(Boxed element data)
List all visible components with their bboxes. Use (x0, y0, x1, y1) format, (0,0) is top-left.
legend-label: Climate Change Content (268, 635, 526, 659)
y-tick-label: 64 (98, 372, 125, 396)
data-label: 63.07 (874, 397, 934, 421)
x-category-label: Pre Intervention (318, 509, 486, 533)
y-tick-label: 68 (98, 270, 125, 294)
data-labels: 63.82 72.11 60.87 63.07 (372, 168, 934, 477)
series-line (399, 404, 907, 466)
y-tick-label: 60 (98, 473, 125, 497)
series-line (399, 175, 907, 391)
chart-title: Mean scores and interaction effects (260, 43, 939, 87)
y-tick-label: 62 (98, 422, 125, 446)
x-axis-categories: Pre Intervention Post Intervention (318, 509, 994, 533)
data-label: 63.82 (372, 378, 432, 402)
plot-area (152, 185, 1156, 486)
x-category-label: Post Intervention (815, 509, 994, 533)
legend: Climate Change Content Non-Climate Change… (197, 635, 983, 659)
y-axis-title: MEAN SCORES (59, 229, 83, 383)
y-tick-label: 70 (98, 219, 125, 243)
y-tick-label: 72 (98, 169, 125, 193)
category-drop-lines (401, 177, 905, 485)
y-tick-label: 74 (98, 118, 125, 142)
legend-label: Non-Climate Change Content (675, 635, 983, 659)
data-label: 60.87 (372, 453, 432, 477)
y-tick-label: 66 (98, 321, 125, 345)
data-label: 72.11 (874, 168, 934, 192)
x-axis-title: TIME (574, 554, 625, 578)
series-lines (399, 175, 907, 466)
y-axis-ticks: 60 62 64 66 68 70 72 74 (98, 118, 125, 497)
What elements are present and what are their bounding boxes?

==

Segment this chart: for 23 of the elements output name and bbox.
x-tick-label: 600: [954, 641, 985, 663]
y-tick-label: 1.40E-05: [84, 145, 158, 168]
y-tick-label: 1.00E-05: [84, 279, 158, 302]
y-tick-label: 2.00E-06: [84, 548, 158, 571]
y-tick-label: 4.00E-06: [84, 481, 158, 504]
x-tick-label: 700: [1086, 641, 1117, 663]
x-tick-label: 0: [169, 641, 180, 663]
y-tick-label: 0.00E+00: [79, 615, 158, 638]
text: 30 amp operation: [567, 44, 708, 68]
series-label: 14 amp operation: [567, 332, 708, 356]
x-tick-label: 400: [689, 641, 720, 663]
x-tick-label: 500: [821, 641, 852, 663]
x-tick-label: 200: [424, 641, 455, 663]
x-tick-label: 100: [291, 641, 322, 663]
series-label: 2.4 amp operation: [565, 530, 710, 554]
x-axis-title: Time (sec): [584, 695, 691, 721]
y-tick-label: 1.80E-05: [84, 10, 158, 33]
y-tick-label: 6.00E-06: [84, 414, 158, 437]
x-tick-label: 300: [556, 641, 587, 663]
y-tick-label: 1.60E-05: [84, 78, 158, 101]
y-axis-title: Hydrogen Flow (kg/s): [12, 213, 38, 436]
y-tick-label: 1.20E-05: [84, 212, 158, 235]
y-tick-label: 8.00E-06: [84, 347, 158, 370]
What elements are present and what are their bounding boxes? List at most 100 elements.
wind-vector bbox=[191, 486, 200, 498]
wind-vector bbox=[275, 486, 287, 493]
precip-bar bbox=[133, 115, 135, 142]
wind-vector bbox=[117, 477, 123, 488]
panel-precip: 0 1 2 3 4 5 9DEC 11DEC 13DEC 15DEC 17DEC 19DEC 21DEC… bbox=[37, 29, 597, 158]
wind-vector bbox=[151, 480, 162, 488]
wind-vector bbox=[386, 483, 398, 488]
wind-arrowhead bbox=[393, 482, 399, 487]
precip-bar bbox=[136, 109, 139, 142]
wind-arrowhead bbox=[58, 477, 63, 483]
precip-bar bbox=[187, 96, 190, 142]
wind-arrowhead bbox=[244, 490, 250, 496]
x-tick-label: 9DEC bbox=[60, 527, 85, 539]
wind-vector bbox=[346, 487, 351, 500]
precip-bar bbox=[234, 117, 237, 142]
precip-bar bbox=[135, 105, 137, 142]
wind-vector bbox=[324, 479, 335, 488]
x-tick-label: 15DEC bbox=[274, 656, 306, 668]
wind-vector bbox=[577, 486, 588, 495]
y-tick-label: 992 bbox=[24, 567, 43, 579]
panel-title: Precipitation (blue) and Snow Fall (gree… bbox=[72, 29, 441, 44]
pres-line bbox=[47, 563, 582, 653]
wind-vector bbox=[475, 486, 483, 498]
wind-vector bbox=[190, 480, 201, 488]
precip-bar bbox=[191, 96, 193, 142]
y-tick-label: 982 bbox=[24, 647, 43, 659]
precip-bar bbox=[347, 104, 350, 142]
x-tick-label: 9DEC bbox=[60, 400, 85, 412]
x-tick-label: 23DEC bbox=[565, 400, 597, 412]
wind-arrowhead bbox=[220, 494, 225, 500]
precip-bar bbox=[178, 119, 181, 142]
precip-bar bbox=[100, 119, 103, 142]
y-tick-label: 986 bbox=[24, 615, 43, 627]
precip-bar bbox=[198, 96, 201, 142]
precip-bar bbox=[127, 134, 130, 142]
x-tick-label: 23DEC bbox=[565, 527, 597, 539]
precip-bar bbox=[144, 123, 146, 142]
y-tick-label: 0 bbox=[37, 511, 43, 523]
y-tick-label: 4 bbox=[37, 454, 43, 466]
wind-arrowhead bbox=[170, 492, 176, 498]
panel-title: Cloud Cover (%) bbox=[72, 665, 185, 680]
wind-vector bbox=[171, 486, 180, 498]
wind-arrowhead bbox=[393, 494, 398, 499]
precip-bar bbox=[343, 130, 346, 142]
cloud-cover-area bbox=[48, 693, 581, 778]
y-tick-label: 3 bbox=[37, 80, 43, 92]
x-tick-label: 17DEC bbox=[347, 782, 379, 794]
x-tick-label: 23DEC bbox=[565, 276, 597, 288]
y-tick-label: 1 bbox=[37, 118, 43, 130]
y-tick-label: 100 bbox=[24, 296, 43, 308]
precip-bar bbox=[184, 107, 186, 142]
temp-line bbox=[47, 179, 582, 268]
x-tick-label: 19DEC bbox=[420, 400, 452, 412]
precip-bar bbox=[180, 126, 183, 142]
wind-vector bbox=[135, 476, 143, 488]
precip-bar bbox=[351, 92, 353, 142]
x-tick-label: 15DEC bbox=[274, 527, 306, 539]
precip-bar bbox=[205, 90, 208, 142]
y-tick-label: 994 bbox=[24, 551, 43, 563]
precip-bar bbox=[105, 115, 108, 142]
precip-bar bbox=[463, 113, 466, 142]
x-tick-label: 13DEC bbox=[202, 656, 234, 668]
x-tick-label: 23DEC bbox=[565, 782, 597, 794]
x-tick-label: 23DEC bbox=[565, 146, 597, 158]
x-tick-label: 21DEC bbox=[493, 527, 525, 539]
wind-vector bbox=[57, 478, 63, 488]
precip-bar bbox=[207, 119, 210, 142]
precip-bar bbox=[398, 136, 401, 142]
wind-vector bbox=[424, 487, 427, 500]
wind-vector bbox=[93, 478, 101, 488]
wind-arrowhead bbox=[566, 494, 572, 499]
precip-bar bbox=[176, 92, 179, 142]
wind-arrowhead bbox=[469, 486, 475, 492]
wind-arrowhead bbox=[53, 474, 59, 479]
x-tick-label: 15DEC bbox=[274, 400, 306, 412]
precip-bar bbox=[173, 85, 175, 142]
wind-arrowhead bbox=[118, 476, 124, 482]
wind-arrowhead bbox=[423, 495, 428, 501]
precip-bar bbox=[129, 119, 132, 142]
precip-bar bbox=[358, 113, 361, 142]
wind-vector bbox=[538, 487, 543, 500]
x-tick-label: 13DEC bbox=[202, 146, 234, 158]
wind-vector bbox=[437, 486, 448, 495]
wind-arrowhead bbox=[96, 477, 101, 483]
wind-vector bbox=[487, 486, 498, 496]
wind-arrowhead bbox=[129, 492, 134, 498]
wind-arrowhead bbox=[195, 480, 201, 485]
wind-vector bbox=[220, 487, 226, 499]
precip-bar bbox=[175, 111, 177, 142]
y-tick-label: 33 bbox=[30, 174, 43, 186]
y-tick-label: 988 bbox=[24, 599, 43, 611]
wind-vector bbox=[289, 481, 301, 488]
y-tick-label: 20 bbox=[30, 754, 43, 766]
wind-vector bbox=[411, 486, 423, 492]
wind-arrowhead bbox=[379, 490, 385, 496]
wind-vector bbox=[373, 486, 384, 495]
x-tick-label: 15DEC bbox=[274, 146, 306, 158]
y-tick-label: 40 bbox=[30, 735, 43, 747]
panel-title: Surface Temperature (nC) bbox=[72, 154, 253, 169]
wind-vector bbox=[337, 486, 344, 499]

## Short task
Reproduce the data from the line containing "Segment this chart: for" through the line containing "wind-vector bbox=[191, 486, 200, 498]", replacing "amp operation" with "ampere operation" wherever it occurs and leaving everything else unchanged.

## Correct response
Segment this chart: for 23 of the elements output name and bbox.
x-tick-label: 600: [954, 641, 985, 663]
y-tick-label: 1.40E-05: [84, 145, 158, 168]
y-tick-label: 1.00E-05: [84, 279, 158, 302]
y-tick-label: 2.00E-06: [84, 548, 158, 571]
y-tick-label: 4.00E-06: [84, 481, 158, 504]
x-tick-label: 700: [1086, 641, 1117, 663]
x-tick-label: 0: [169, 641, 180, 663]
y-tick-label: 0.00E+00: [79, 615, 158, 638]
text: 30 ampere operation: [567, 44, 708, 68]
series-label: 14 ampere operation: [567, 332, 708, 356]
x-tick-label: 400: [689, 641, 720, 663]
x-tick-label: 500: [821, 641, 852, 663]
x-tick-label: 200: [424, 641, 455, 663]
x-tick-label: 100: [291, 641, 322, 663]
series-label: 2.4 ampere operation: [565, 530, 710, 554]
x-axis-title: Time (sec): [584, 695, 691, 721]
y-tick-label: 1.80E-05: [84, 10, 158, 33]
y-tick-label: 6.00E-06: [84, 414, 158, 437]
x-tick-label: 300: [556, 641, 587, 663]
y-tick-label: 1.60E-05: [84, 78, 158, 101]
y-axis-title: Hydrogen Flow (kg/s): [12, 213, 38, 436]
y-tick-label: 1.20E-05: [84, 212, 158, 235]
y-tick-label: 8.00E-06: [84, 347, 158, 370]
What elements are present and what are their bounding boxes? List at most 100 elements.
wind-vector bbox=[191, 486, 200, 498]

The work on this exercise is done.